- [The data]

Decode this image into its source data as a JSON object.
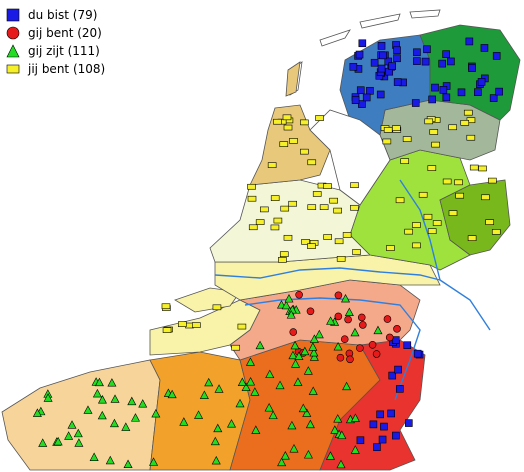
{
  "legend": {
    "items": [
      {
        "label": "du bist (79)",
        "shape": "square",
        "color": "#1a1ae6"
      },
      {
        "label": "gij bent (20)",
        "shape": "circle",
        "color": "#e61a1a"
      },
      {
        "label": "gij zijt (111)",
        "shape": "triangle",
        "color": "#22dd22"
      },
      {
        "label": "jij bent (108)",
        "shape": "rect",
        "color": "#f5f02a"
      }
    ]
  },
  "colors": {
    "northeast_blue": "#3e7dc0",
    "northeast_green": "#1f9a3a",
    "groningen_gray": "#a3b79a",
    "drenthe_lime": "#9fe23d",
    "overijssel_green": "#79b81c",
    "holland_light": "#f3f7d8",
    "noordholland_tan": "#e8c87a",
    "zeeland_yellow": "#f8f3a8",
    "brabant_salmon": "#f4a98a",
    "flanders_light": "#f7d49a",
    "flanders_orange": "#f2a12b",
    "brabant_orange": "#eb6e1e",
    "limburg_red": "#e8332e",
    "water": "#2f7fe0"
  }
}
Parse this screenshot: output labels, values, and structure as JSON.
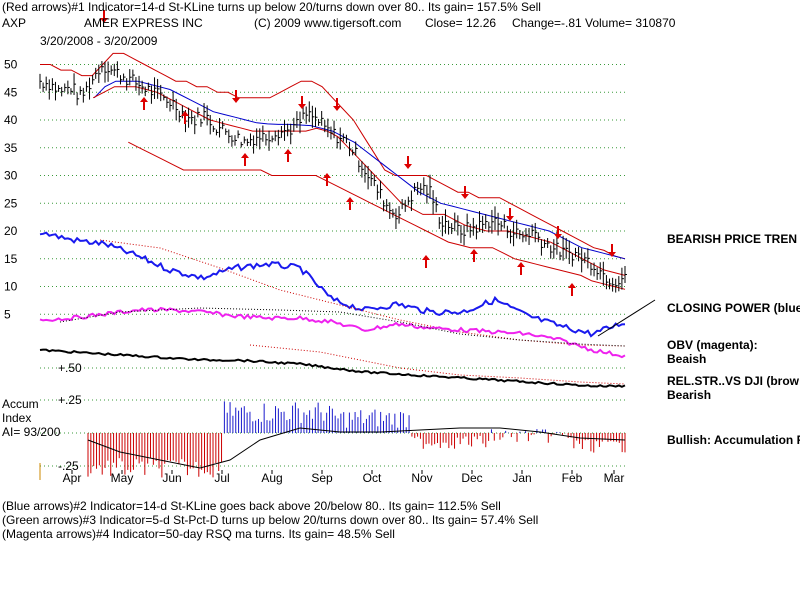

- [Directions]
What is the number of lines in the listing that contain the string "JSON"? Reply with that number alone.

- [Written solution]
2